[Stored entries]

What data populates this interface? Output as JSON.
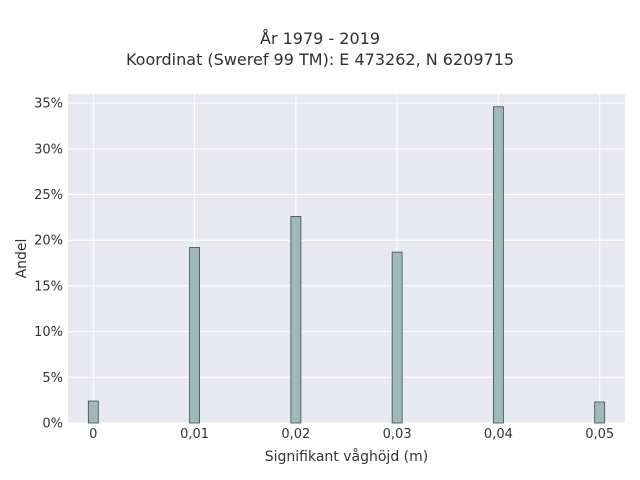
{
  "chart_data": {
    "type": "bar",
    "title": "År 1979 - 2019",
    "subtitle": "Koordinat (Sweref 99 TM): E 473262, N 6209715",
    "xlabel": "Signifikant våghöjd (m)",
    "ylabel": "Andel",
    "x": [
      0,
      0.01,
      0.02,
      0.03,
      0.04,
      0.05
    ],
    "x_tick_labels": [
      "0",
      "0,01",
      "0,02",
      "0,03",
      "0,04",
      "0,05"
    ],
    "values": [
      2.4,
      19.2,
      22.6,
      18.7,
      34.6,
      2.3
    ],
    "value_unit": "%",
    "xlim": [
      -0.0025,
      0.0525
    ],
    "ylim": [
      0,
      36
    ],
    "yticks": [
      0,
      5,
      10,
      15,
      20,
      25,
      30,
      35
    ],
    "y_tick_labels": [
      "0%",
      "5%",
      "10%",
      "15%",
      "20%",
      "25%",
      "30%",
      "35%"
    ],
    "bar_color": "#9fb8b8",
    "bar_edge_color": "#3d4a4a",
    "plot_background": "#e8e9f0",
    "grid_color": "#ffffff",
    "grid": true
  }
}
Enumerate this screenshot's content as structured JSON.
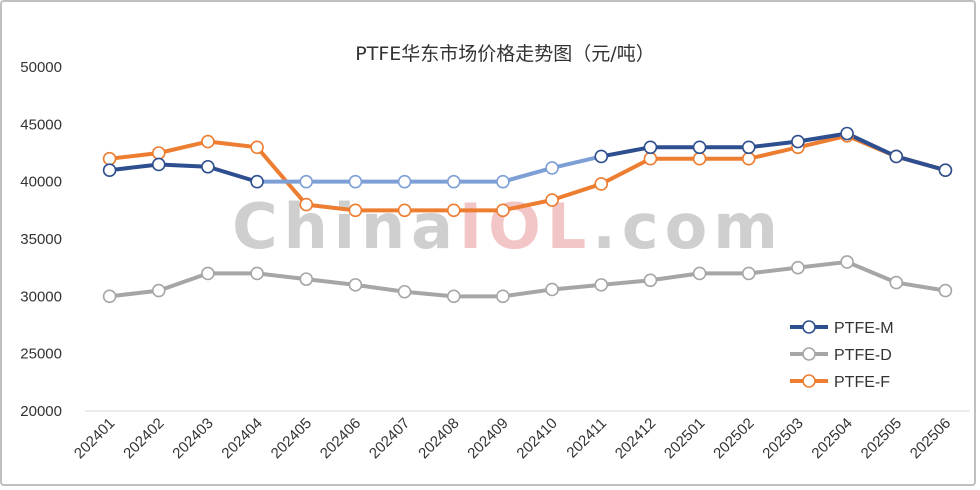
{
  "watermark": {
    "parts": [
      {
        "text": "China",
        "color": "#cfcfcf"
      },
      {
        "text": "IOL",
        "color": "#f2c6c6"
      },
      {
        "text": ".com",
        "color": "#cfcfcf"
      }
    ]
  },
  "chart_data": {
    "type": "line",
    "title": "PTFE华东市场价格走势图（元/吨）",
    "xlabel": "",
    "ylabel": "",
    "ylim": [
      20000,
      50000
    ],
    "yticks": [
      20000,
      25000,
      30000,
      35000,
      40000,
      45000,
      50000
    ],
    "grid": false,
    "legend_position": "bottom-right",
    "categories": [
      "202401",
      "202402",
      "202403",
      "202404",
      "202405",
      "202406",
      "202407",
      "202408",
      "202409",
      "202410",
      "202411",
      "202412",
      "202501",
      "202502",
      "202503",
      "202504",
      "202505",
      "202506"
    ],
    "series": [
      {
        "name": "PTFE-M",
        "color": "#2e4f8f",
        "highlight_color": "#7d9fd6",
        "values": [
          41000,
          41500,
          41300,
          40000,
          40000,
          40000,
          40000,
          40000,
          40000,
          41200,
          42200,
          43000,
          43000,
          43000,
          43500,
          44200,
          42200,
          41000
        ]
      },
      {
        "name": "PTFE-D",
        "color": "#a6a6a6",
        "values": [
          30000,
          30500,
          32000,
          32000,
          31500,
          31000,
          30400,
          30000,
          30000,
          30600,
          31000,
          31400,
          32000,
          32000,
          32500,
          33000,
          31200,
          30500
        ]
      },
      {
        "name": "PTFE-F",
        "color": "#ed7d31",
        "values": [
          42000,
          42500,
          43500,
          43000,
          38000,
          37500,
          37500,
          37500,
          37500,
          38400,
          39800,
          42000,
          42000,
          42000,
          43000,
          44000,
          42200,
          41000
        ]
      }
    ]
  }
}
==
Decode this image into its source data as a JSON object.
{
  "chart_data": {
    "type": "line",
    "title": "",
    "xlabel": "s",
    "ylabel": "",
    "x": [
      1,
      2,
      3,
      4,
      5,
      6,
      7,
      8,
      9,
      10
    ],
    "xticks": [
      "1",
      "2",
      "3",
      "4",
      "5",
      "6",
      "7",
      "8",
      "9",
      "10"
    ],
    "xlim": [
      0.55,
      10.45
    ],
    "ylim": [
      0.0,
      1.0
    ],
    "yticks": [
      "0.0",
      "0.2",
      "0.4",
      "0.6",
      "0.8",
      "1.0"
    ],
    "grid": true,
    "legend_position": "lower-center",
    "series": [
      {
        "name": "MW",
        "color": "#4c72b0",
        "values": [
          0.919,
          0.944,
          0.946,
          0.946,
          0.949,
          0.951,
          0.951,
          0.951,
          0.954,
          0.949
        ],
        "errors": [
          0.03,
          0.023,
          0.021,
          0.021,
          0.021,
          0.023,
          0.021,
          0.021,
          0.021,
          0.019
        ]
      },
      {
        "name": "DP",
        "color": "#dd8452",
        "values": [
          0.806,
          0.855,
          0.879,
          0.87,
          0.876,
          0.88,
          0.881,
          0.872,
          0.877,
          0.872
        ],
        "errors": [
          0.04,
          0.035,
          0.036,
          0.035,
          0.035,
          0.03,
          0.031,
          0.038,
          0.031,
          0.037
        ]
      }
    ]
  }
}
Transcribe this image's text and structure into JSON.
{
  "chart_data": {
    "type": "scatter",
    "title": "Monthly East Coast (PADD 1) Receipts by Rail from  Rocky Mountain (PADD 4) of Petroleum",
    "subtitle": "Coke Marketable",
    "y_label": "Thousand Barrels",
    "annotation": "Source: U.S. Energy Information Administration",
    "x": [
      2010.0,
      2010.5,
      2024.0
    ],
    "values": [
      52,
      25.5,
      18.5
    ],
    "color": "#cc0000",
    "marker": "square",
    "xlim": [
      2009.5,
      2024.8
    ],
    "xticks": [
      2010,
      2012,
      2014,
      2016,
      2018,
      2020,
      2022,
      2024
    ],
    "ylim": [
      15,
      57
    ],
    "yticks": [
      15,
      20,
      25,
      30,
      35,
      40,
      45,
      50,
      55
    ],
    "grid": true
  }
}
* * *
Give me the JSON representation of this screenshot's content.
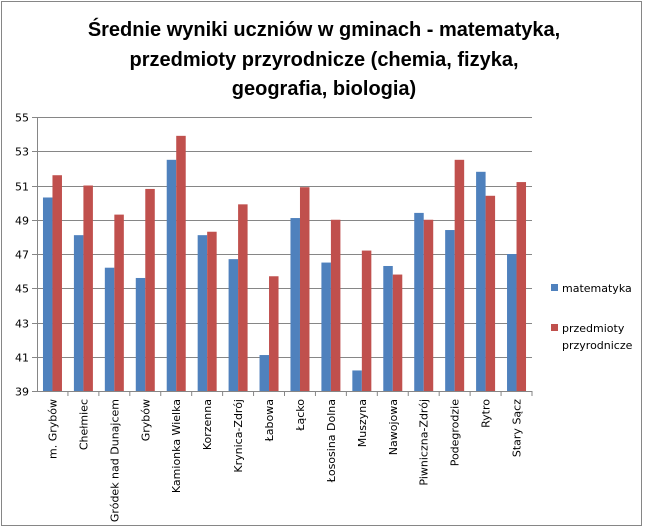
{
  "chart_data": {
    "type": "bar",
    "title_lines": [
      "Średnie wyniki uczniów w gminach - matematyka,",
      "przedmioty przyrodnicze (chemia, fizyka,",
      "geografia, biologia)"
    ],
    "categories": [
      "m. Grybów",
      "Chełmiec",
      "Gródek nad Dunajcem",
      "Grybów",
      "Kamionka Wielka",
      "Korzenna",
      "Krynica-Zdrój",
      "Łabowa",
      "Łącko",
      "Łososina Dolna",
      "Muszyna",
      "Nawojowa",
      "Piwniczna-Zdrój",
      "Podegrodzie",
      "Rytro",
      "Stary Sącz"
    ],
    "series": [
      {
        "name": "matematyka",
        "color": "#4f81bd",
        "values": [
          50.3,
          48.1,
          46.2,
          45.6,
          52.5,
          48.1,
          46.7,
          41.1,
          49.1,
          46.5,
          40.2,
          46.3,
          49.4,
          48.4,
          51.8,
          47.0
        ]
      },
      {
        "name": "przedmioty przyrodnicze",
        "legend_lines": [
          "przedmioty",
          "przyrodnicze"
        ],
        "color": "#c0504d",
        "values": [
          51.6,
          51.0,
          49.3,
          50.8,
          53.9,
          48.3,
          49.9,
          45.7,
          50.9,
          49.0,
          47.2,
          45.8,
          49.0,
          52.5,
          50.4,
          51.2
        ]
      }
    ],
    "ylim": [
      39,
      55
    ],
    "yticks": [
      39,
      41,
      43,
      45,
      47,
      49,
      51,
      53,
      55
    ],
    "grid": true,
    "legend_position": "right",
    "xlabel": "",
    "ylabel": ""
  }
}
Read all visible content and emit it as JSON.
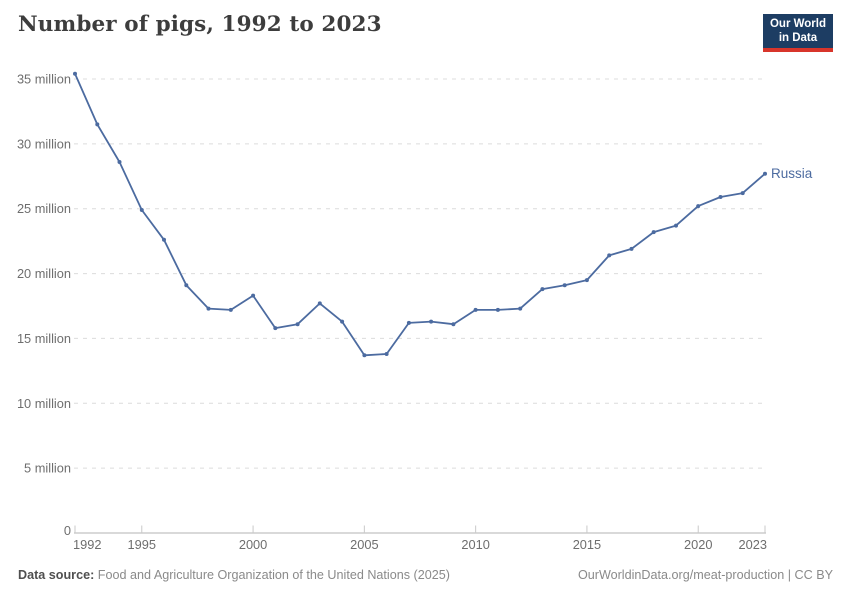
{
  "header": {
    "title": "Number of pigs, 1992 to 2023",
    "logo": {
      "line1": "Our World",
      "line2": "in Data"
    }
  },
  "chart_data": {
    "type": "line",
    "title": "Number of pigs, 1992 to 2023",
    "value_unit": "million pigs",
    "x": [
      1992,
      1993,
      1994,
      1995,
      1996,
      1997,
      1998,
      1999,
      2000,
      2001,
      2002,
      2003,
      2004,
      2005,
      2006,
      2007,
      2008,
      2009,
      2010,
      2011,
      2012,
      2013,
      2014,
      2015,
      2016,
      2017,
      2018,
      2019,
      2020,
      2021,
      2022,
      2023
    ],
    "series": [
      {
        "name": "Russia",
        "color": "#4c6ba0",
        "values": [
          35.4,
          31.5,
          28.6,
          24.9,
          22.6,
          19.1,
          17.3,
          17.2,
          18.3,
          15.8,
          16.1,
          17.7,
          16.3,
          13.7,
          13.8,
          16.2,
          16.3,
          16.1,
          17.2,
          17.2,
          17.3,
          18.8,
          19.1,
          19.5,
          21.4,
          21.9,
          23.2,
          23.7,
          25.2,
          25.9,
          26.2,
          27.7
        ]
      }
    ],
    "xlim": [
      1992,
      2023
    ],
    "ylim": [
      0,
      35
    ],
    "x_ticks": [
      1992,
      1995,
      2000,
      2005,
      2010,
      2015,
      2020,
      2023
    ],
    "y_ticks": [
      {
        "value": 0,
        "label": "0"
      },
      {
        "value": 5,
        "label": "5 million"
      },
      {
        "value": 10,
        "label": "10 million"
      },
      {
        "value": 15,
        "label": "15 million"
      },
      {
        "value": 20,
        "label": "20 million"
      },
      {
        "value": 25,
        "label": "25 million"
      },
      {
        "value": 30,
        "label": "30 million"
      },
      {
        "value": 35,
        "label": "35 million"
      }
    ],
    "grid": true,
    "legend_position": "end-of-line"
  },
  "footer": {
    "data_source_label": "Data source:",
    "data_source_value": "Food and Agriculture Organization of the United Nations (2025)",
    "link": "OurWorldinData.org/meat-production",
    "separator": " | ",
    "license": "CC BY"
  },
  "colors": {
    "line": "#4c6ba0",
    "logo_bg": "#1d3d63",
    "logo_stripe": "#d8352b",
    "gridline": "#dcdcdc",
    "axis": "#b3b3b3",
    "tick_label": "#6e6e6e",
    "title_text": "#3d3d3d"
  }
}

Your instructions: Identify each line in the entries with the word "screenshot" and copy it.

Output for this task:
Enumerate this screenshot's content as structured JSON.
Give me the JSON representation of this screenshot's content.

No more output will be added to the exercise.